Figure contents as structured data

☆ ☆ ☆ ☆ ☆

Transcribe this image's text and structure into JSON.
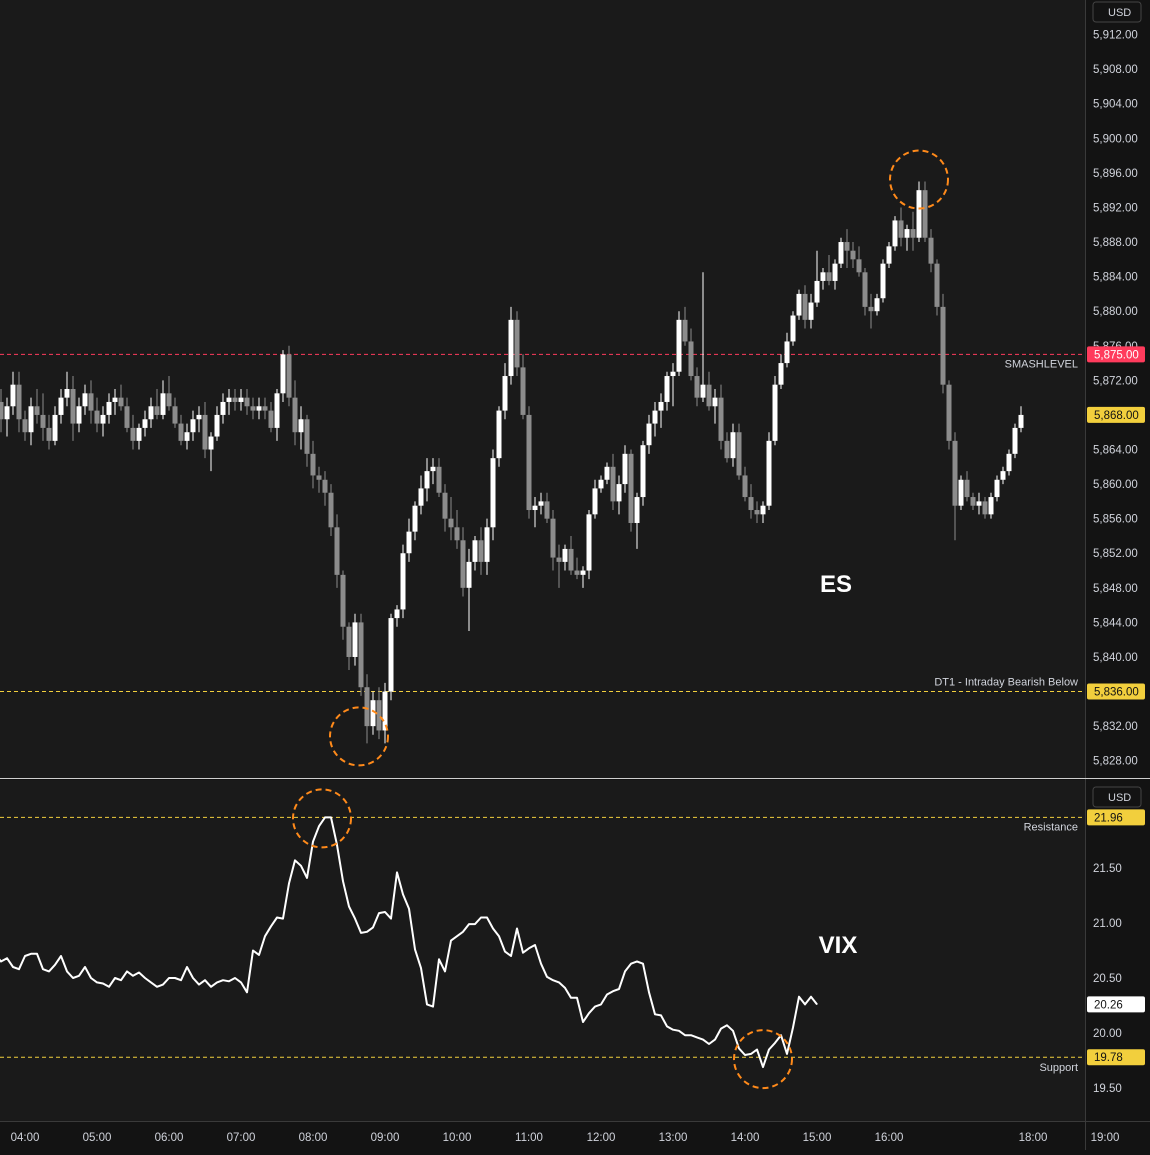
{
  "colors": {
    "background": "#131313",
    "session_shade": "#1a1a1a",
    "axis_text": "#d1d4dc",
    "bull_candle": "#ffffff",
    "bear_candle": "#8c8c8c",
    "smash_line": "#ff3b5c",
    "yellow_line": "#f2cf3d",
    "circle": "#ff8a1a",
    "divider": "#cfcfcf"
  },
  "time_axis": {
    "ticks": [
      "04:00",
      "05:00",
      "06:00",
      "07:00",
      "08:00",
      "09:00",
      "10:00",
      "11:00",
      "12:00",
      "13:00",
      "14:00",
      "15:00",
      "16:00",
      "18:00",
      "19:00"
    ]
  },
  "chart_data": [
    {
      "type": "candlestick",
      "title": "ES",
      "currency": "USD",
      "ylim": [
        5826,
        5916
      ],
      "y_ticks": [
        "5,912.00",
        "5,908.00",
        "5,904.00",
        "5,900.00",
        "5,896.00",
        "5,892.00",
        "5,888.00",
        "5,884.00",
        "5,880.00",
        "5,876.00",
        "5,872.00",
        "5,868.00",
        "5,864.00",
        "5,860.00",
        "5,856.00",
        "5,852.00",
        "5,848.00",
        "5,844.00",
        "5,840.00",
        "5,832.00",
        "5,828.00"
      ],
      "x_start": "03:30",
      "interval_minutes": 5,
      "ohlc": [
        [
          5870.5,
          5872,
          5867,
          5868
        ],
        [
          5868,
          5871,
          5866.5,
          5869.5
        ],
        [
          5869.5,
          5871,
          5866,
          5867.5
        ],
        [
          5867.5,
          5870,
          5865.5,
          5869
        ],
        [
          5869,
          5873,
          5868,
          5871.5
        ],
        [
          5871.5,
          5873,
          5866,
          5867.5
        ],
        [
          5867.5,
          5868.5,
          5865,
          5866
        ],
        [
          5866,
          5870,
          5864.5,
          5869
        ],
        [
          5869,
          5871,
          5867,
          5868
        ],
        [
          5868,
          5870.5,
          5865,
          5866.5
        ],
        [
          5866.5,
          5868,
          5864,
          5865
        ],
        [
          5865,
          5869,
          5864.5,
          5868
        ],
        [
          5868,
          5871,
          5867,
          5870
        ],
        [
          5870,
          5873,
          5869,
          5871
        ],
        [
          5871,
          5872.5,
          5865,
          5867
        ],
        [
          5867,
          5870,
          5866,
          5869
        ],
        [
          5869,
          5871.5,
          5868,
          5870.5
        ],
        [
          5870.5,
          5872,
          5867,
          5868.5
        ],
        [
          5868.5,
          5870,
          5866,
          5867
        ],
        [
          5867,
          5869,
          5865.5,
          5868
        ],
        [
          5868,
          5870.5,
          5867,
          5869.5
        ],
        [
          5869.5,
          5871,
          5868,
          5870
        ],
        [
          5870,
          5871.5,
          5868.5,
          5869
        ],
        [
          5869,
          5870,
          5866,
          5866.5
        ],
        [
          5866.5,
          5868,
          5864,
          5865
        ],
        [
          5865,
          5867,
          5864,
          5866.5
        ],
        [
          5866.5,
          5868.5,
          5865.5,
          5867.5
        ],
        [
          5867.5,
          5870,
          5866.5,
          5869
        ],
        [
          5869,
          5871,
          5867.5,
          5868
        ],
        [
          5868,
          5872,
          5867.5,
          5870.5
        ],
        [
          5870.5,
          5872.5,
          5868.5,
          5869
        ],
        [
          5869,
          5870,
          5866.5,
          5867
        ],
        [
          5867,
          5868,
          5864.5,
          5865
        ],
        [
          5865,
          5867,
          5864,
          5866
        ],
        [
          5866,
          5868.5,
          5865,
          5867.5
        ],
        [
          5867.5,
          5869,
          5866,
          5868
        ],
        [
          5868,
          5869.5,
          5863,
          5864
        ],
        [
          5864,
          5866,
          5861.5,
          5865.5
        ],
        [
          5865.5,
          5869,
          5865,
          5868
        ],
        [
          5868,
          5870.5,
          5867,
          5869.5
        ],
        [
          5869.5,
          5871,
          5868,
          5870
        ],
        [
          5870,
          5871,
          5868.5,
          5869.5
        ],
        [
          5869.5,
          5871,
          5868.5,
          5870
        ],
        [
          5870,
          5871,
          5868,
          5869
        ],
        [
          5869,
          5870,
          5867.5,
          5868.5
        ],
        [
          5868.5,
          5870,
          5867.5,
          5869
        ],
        [
          5869,
          5870,
          5867.5,
          5868.5
        ],
        [
          5868.5,
          5869.5,
          5866,
          5866.5
        ],
        [
          5866.5,
          5871,
          5865,
          5870.5
        ],
        [
          5870.5,
          5875.5,
          5869.5,
          5875
        ],
        [
          5875,
          5876,
          5869,
          5870
        ],
        [
          5870,
          5872,
          5864.5,
          5866
        ],
        [
          5866,
          5869,
          5864,
          5867.5
        ],
        [
          5867.5,
          5868,
          5862,
          5863.5
        ],
        [
          5863.5,
          5865,
          5859.5,
          5861
        ],
        [
          5861,
          5862,
          5859,
          5860.5
        ],
        [
          5860.5,
          5861.5,
          5857.5,
          5859
        ],
        [
          5859,
          5860,
          5854,
          5855
        ],
        [
          5855,
          5856.5,
          5848,
          5849.5
        ],
        [
          5849.5,
          5850,
          5842,
          5843.5
        ],
        [
          5843.5,
          5844,
          5838.5,
          5840
        ],
        [
          5840,
          5845,
          5839,
          5844
        ],
        [
          5844,
          5845,
          5835.5,
          5836.5
        ],
        [
          5836.5,
          5838,
          5830,
          5832
        ],
        [
          5832,
          5836,
          5831,
          5835
        ],
        [
          5835,
          5836.5,
          5830.5,
          5831.5
        ],
        [
          5831.5,
          5837,
          5830,
          5836
        ],
        [
          5836,
          5845,
          5835,
          5844.5
        ],
        [
          5844.5,
          5846,
          5843.5,
          5845.5
        ],
        [
          5845.5,
          5853,
          5844.5,
          5852
        ],
        [
          5852,
          5856,
          5851,
          5854.5
        ],
        [
          5854.5,
          5858,
          5853.5,
          5857.5
        ],
        [
          5857.5,
          5861,
          5856.5,
          5859.5
        ],
        [
          5859.5,
          5863,
          5858,
          5861.5
        ],
        [
          5861.5,
          5863,
          5860,
          5862
        ],
        [
          5862,
          5863,
          5858.5,
          5859
        ],
        [
          5859,
          5860,
          5854.5,
          5856
        ],
        [
          5856,
          5858.5,
          5853.5,
          5855
        ],
        [
          5855,
          5857,
          5852.5,
          5853.5
        ],
        [
          5853.5,
          5855,
          5847,
          5848
        ],
        [
          5848,
          5852.5,
          5843,
          5851
        ],
        [
          5851,
          5854,
          5850,
          5853.5
        ],
        [
          5853.5,
          5855,
          5849.5,
          5851
        ],
        [
          5851,
          5856,
          5849.5,
          5855
        ],
        [
          5855,
          5864,
          5853.5,
          5863
        ],
        [
          5863,
          5869,
          5862,
          5868.5
        ],
        [
          5868.5,
          5874,
          5867.5,
          5872.5
        ],
        [
          5872.5,
          5880.5,
          5871.5,
          5879
        ],
        [
          5879,
          5880,
          5872.5,
          5873.5
        ],
        [
          5873.5,
          5875,
          5867.5,
          5868
        ],
        [
          5868,
          5869,
          5856,
          5857
        ],
        [
          5857,
          5858.5,
          5855,
          5857.5
        ],
        [
          5857.5,
          5859,
          5856.5,
          5858
        ],
        [
          5858,
          5859,
          5855.5,
          5856
        ],
        [
          5856,
          5857,
          5850,
          5851.5
        ],
        [
          5851.5,
          5853,
          5848,
          5851
        ],
        [
          5851,
          5853,
          5850,
          5852.5
        ],
        [
          5852.5,
          5854,
          5849.5,
          5850
        ],
        [
          5850,
          5851.5,
          5849,
          5849.5
        ],
        [
          5849.5,
          5850.5,
          5848,
          5850
        ],
        [
          5850,
          5857,
          5849,
          5856.5
        ],
        [
          5856.5,
          5860.5,
          5856,
          5859.5
        ],
        [
          5859.5,
          5861,
          5859,
          5860.5
        ],
        [
          5860.5,
          5862.5,
          5860,
          5862
        ],
        [
          5862,
          5863.5,
          5857,
          5858
        ],
        [
          5858,
          5861,
          5856.5,
          5860
        ],
        [
          5860,
          5864.5,
          5859,
          5863.5
        ],
        [
          5863.5,
          5864,
          5854.5,
          5855.5
        ],
        [
          5855.5,
          5859,
          5852.5,
          5858.5
        ],
        [
          5858.5,
          5865,
          5857.5,
          5864.5
        ],
        [
          5864.5,
          5868,
          5863.5,
          5867
        ],
        [
          5867,
          5869.5,
          5865.5,
          5868.5
        ],
        [
          5868.5,
          5870.5,
          5866.5,
          5869.5
        ],
        [
          5869.5,
          5873,
          5868.5,
          5872.5
        ],
        [
          5872.5,
          5874,
          5869,
          5873
        ],
        [
          5873,
          5880,
          5872.5,
          5879
        ],
        [
          5879,
          5880.5,
          5876,
          5876.5
        ],
        [
          5876.5,
          5878,
          5872,
          5872.5
        ],
        [
          5872.5,
          5873.5,
          5869,
          5870
        ],
        [
          5870,
          5884.5,
          5869.5,
          5871.5
        ],
        [
          5871.5,
          5873,
          5868.5,
          5869
        ],
        [
          5869,
          5871,
          5867,
          5870
        ],
        [
          5870,
          5871.5,
          5864,
          5865
        ],
        [
          5865,
          5866,
          5862.5,
          5863
        ],
        [
          5863,
          5867,
          5862,
          5866
        ],
        [
          5866,
          5867,
          5860.5,
          5861
        ],
        [
          5861,
          5862,
          5858,
          5858.5
        ],
        [
          5858.5,
          5860,
          5856,
          5857
        ],
        [
          5857,
          5858,
          5855.5,
          5856.5
        ],
        [
          5856.5,
          5858,
          5855.5,
          5857.5
        ],
        [
          5857.5,
          5866,
          5857,
          5865
        ],
        [
          5865,
          5872.5,
          5864.5,
          5871.5
        ],
        [
          5871.5,
          5875,
          5871,
          5874
        ],
        [
          5874,
          5877.5,
          5873.5,
          5876.5
        ],
        [
          5876.5,
          5880,
          5876,
          5879.5
        ],
        [
          5879.5,
          5882.5,
          5879,
          5882
        ],
        [
          5882,
          5883,
          5878,
          5879
        ],
        [
          5879,
          5882,
          5878,
          5881
        ],
        [
          5881,
          5887,
          5880.5,
          5883.5
        ],
        [
          5883.5,
          5885,
          5882.5,
          5884.5
        ],
        [
          5884.5,
          5886.5,
          5883,
          5883.5
        ],
        [
          5883.5,
          5886,
          5882.5,
          5885.5
        ],
        [
          5885.5,
          5888.5,
          5885,
          5888
        ],
        [
          5888,
          5889.5,
          5885,
          5887
        ],
        [
          5887,
          5888,
          5885,
          5886
        ],
        [
          5886,
          5887.5,
          5884,
          5884.5
        ],
        [
          5884.5,
          5885,
          5879.5,
          5880.5
        ],
        [
          5880.5,
          5882,
          5878,
          5880
        ],
        [
          5880,
          5882,
          5879.5,
          5881.5
        ],
        [
          5881.5,
          5886,
          5881,
          5885.5
        ],
        [
          5885.5,
          5888,
          5885,
          5887.5
        ],
        [
          5887.5,
          5891,
          5887,
          5890.5
        ],
        [
          5890.5,
          5892,
          5887.5,
          5888.5
        ],
        [
          5888.5,
          5890,
          5887,
          5889.5
        ],
        [
          5889.5,
          5891.5,
          5887,
          5888.5
        ],
        [
          5888.5,
          5895,
          5888,
          5894
        ],
        [
          5894,
          5895,
          5888,
          5888.5
        ],
        [
          5888.5,
          5889.5,
          5884.5,
          5885.5
        ],
        [
          5885.5,
          5886,
          5879.5,
          5880.5
        ],
        [
          5880.5,
          5882,
          5870.5,
          5871.5
        ],
        [
          5871.5,
          5872,
          5864,
          5865
        ],
        [
          5865,
          5866,
          5853.5,
          5857.5
        ],
        [
          5857.5,
          5861,
          5857,
          5860.5
        ],
        [
          5860.5,
          5861.5,
          5858,
          5858.5
        ],
        [
          5858.5,
          5859,
          5857,
          5857.5
        ],
        [
          5857.5,
          5859,
          5856.5,
          5858
        ],
        [
          5858,
          5858.5,
          5856,
          5856.5
        ],
        [
          5856.5,
          5859,
          5856,
          5858.5
        ],
        [
          5858.5,
          5861,
          5858,
          5860.5
        ],
        [
          5860.5,
          5862,
          5860,
          5861.5
        ],
        [
          5861.5,
          5864,
          5861,
          5863.5
        ],
        [
          5863.5,
          5867,
          5863,
          5866.5
        ],
        [
          5866.5,
          5869,
          5866,
          5868
        ]
      ],
      "price_labels": [
        {
          "name": "SMASHLEVEL",
          "value": 5875.0,
          "text": "5,875.00"
        },
        {
          "name": "DT1 - Intraday Bearish Below",
          "value": 5836.0,
          "text": "5,836.00"
        },
        {
          "name": "",
          "value": 5868.0,
          "text": "5,868.00"
        }
      ]
    },
    {
      "type": "line",
      "title": "VIX",
      "currency": "USD",
      "ylim": [
        19.2,
        22.3
      ],
      "y_ticks": [
        "21.50",
        "21.00",
        "20.50",
        "20.00",
        "19.50"
      ],
      "x_start": "03:30",
      "interval_minutes": 5,
      "values": [
        20.7,
        20.72,
        20.65,
        20.68,
        20.6,
        20.58,
        20.7,
        20.72,
        20.72,
        20.58,
        20.56,
        20.62,
        20.7,
        20.56,
        20.5,
        20.52,
        20.6,
        20.5,
        20.46,
        20.45,
        20.42,
        20.5,
        20.48,
        20.56,
        20.52,
        20.55,
        20.5,
        20.46,
        20.42,
        20.44,
        20.5,
        20.5,
        20.48,
        20.6,
        20.5,
        20.44,
        20.48,
        20.42,
        20.46,
        20.48,
        20.47,
        20.5,
        20.46,
        20.37,
        20.75,
        20.71,
        20.88,
        20.97,
        21.05,
        21.04,
        21.36,
        21.57,
        21.52,
        21.41,
        21.74,
        21.88,
        21.96,
        21.96,
        21.71,
        21.38,
        21.15,
        21.04,
        20.91,
        20.92,
        20.96,
        21.09,
        21.1,
        21.04,
        21.46,
        21.26,
        21.13,
        20.76,
        20.59,
        20.26,
        20.24,
        20.67,
        20.56,
        20.84,
        20.88,
        20.92,
        20.99,
        20.99,
        21.05,
        21.05,
        20.95,
        20.88,
        20.74,
        20.7,
        20.95,
        20.73,
        20.77,
        20.8,
        20.63,
        20.51,
        20.48,
        20.46,
        20.41,
        20.32,
        20.32,
        20.1,
        20.18,
        20.24,
        20.26,
        20.35,
        20.38,
        20.4,
        20.56,
        20.63,
        20.65,
        20.63,
        20.37,
        20.17,
        20.16,
        20.06,
        20.03,
        20.02,
        19.98,
        19.98,
        19.96,
        19.94,
        19.9,
        19.94,
        20.04,
        20.07,
        20.02,
        19.86,
        19.8,
        19.81,
        19.85,
        19.69,
        19.85,
        19.91,
        19.98,
        19.81,
        20.05,
        20.33,
        20.26,
        20.33,
        20.26
      ],
      "price_labels": [
        {
          "name": "Resistance",
          "value": 21.96,
          "text": "21.96"
        },
        {
          "name": "",
          "value": 20.26,
          "text": "20.26"
        },
        {
          "name": "Support",
          "value": 19.78,
          "text": "19.78"
        }
      ]
    }
  ]
}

☆ ☆ ☆ ☆ ☆

**WORK TO DO:**
Gather all lines where the word "name" appears.

**EXPECTED ANSWER:**
          "name": "SMASHLEVEL",
          "name": "DT1 - Intraday Bearish Below",
          "name": "",
          "name": "Resistance",
          "name": "",
          "name": "Support",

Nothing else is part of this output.